Dataset records:
----
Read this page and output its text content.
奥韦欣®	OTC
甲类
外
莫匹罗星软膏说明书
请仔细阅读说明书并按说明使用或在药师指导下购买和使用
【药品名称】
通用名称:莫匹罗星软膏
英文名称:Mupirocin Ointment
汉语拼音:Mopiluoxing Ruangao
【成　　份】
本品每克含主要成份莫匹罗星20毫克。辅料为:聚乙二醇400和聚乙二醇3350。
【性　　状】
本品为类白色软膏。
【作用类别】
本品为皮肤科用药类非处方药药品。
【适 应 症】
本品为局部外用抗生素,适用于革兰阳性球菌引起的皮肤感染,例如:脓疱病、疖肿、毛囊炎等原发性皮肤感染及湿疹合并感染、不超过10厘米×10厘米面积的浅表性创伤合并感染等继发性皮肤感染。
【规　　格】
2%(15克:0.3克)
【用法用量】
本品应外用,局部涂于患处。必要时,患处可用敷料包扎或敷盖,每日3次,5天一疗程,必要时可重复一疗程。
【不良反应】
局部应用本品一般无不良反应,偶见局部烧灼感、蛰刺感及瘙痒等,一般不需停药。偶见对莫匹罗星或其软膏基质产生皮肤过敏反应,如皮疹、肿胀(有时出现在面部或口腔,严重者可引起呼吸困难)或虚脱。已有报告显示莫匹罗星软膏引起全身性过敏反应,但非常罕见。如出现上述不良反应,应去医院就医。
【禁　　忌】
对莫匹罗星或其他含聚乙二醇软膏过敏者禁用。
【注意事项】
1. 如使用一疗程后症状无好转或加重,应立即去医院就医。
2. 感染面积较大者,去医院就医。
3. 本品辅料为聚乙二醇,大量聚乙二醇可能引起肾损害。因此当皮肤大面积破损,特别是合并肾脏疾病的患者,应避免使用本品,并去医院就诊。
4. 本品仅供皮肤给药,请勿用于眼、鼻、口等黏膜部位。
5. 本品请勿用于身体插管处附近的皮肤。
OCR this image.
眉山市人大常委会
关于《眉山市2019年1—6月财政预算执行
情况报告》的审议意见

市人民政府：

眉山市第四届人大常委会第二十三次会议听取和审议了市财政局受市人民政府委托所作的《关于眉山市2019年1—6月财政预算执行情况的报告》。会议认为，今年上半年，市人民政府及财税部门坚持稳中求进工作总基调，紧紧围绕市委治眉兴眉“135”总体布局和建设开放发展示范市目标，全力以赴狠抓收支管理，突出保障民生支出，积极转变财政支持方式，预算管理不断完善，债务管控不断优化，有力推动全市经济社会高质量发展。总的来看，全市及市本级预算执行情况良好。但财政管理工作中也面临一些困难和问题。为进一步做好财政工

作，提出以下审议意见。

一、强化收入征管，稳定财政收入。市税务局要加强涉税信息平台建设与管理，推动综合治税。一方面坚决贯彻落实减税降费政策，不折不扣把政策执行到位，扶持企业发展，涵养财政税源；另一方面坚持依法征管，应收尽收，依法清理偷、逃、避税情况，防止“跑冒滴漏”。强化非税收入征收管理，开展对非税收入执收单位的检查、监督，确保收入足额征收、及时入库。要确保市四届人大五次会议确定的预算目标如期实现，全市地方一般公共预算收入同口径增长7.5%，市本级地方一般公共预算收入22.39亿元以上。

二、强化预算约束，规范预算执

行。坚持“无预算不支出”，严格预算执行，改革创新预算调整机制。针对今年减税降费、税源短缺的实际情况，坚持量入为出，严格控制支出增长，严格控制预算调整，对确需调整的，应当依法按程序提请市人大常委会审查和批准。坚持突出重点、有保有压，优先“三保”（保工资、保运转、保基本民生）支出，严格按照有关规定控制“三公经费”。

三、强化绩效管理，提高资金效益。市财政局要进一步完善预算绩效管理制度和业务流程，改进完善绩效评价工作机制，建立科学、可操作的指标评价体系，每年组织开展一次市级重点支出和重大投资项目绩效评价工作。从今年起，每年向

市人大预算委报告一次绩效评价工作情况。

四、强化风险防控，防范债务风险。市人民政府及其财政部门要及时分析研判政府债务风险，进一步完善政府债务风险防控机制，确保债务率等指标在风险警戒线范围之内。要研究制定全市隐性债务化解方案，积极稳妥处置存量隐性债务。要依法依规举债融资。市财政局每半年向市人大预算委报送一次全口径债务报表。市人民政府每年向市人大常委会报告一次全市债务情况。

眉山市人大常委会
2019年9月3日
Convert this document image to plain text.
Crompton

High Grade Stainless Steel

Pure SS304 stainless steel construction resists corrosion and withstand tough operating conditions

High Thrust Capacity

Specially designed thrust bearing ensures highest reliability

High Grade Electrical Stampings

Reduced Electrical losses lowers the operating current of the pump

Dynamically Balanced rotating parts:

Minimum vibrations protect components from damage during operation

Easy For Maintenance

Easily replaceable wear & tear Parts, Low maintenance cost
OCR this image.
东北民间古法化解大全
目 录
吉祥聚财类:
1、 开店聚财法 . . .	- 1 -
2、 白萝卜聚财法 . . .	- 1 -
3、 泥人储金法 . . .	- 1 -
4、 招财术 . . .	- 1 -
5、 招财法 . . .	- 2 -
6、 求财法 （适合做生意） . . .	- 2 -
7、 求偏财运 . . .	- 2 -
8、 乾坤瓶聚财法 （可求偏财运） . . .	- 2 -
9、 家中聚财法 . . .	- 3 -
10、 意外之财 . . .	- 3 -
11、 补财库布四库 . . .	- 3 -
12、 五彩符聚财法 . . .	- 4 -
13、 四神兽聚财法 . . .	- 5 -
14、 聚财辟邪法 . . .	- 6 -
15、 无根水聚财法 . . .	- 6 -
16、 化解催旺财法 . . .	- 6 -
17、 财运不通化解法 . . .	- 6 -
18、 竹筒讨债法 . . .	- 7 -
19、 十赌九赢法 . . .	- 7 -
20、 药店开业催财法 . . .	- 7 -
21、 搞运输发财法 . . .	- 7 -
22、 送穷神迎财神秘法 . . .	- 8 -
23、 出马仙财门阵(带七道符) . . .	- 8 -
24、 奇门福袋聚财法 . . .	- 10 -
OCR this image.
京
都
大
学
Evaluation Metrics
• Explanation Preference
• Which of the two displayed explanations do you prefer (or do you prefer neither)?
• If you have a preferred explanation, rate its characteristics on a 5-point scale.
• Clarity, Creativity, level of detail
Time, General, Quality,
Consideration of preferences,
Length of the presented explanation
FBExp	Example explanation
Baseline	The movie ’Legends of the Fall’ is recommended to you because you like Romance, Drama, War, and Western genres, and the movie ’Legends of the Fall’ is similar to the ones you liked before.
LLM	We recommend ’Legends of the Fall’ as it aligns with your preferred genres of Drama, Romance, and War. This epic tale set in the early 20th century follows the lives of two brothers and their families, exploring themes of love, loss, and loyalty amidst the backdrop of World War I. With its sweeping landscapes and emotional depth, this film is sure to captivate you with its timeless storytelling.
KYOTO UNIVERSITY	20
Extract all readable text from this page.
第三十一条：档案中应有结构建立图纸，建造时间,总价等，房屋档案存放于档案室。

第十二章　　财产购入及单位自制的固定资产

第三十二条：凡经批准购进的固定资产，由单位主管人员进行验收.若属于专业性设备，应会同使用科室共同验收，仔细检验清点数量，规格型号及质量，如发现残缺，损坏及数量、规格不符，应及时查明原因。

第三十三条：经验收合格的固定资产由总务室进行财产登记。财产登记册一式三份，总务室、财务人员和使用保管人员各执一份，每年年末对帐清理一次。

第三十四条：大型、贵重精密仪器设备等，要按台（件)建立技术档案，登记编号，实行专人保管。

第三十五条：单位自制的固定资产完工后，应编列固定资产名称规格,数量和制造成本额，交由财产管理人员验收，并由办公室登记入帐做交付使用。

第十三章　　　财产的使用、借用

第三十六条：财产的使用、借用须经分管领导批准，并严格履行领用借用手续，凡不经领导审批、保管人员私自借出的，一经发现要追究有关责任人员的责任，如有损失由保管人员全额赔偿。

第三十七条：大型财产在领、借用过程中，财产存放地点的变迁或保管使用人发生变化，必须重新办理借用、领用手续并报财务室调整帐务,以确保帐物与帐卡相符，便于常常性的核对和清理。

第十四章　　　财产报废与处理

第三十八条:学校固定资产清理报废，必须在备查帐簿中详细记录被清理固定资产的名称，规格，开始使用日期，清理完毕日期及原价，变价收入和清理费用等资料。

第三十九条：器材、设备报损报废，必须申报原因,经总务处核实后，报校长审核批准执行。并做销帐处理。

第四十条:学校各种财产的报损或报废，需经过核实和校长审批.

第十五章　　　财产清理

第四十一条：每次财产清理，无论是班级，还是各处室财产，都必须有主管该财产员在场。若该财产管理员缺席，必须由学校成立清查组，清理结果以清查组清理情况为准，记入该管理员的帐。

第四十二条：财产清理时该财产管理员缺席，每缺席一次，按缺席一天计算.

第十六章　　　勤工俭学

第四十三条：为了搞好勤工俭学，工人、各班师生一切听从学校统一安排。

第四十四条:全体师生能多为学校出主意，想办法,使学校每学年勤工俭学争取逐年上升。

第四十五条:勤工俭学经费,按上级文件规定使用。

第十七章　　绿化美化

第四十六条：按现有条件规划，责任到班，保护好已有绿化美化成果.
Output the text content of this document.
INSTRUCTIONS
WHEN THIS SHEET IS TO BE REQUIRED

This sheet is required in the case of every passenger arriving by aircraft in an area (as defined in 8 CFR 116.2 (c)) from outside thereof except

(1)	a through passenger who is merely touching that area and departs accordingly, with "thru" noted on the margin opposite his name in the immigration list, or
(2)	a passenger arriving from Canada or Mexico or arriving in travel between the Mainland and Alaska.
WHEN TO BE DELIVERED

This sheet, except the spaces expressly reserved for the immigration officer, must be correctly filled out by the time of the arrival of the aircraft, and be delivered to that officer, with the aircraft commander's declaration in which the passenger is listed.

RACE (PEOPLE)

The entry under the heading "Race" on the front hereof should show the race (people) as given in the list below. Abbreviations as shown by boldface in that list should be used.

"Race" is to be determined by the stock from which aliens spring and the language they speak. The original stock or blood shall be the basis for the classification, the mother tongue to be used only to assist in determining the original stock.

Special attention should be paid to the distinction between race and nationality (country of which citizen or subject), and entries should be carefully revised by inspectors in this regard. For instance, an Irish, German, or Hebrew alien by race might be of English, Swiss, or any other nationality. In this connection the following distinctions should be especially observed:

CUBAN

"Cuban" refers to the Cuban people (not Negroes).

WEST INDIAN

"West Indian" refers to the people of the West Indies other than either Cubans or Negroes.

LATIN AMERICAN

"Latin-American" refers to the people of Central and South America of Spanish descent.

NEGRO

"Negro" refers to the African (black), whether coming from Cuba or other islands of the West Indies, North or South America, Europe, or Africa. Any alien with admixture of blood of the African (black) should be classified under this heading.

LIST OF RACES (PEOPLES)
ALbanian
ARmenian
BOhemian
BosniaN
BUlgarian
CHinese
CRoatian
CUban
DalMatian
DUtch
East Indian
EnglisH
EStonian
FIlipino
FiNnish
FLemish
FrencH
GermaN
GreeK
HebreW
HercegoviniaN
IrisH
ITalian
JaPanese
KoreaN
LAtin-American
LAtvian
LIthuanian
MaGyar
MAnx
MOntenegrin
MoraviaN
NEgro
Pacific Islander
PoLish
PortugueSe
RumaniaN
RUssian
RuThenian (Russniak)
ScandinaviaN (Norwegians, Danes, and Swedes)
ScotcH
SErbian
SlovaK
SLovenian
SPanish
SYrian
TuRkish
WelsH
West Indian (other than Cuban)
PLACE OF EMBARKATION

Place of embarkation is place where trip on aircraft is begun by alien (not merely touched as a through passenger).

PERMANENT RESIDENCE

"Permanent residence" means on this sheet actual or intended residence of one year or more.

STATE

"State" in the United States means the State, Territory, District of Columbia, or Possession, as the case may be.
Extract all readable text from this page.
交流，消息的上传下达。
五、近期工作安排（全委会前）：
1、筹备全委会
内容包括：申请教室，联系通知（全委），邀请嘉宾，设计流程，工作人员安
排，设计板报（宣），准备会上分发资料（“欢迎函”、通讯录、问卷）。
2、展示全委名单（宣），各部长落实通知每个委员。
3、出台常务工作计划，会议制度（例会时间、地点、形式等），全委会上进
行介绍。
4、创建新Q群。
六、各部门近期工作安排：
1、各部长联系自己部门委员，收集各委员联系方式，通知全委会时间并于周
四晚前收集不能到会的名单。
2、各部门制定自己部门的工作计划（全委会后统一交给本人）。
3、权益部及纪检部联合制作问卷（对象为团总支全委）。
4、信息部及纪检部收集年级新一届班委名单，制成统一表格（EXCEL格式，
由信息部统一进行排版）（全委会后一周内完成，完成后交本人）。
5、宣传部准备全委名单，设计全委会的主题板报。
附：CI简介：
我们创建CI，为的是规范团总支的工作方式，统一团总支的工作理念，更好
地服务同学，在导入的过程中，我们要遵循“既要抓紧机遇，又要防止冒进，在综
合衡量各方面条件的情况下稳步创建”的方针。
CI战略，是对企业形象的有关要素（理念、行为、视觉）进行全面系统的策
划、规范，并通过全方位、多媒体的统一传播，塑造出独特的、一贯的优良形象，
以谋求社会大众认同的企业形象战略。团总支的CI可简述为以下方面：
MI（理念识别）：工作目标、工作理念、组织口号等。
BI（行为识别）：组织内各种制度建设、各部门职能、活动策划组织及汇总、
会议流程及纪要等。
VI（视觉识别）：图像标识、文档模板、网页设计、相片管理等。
----
Short exercise:
Copy out every line from the records that has the word "blood".

Response to this exercise:
"Race" is to be determined by the stock from which aliens spring and the language they speak. The original stock or blood shall be the basis for the classification, the mother tongue to be used only to assist in determining the original stock.
"Negro" refers to the African (black), whether coming from Cuba or other islands of the West Indies, North or South America, Europe, or Africa. Any alien with admixture of blood of the African (black) should be classified under this heading.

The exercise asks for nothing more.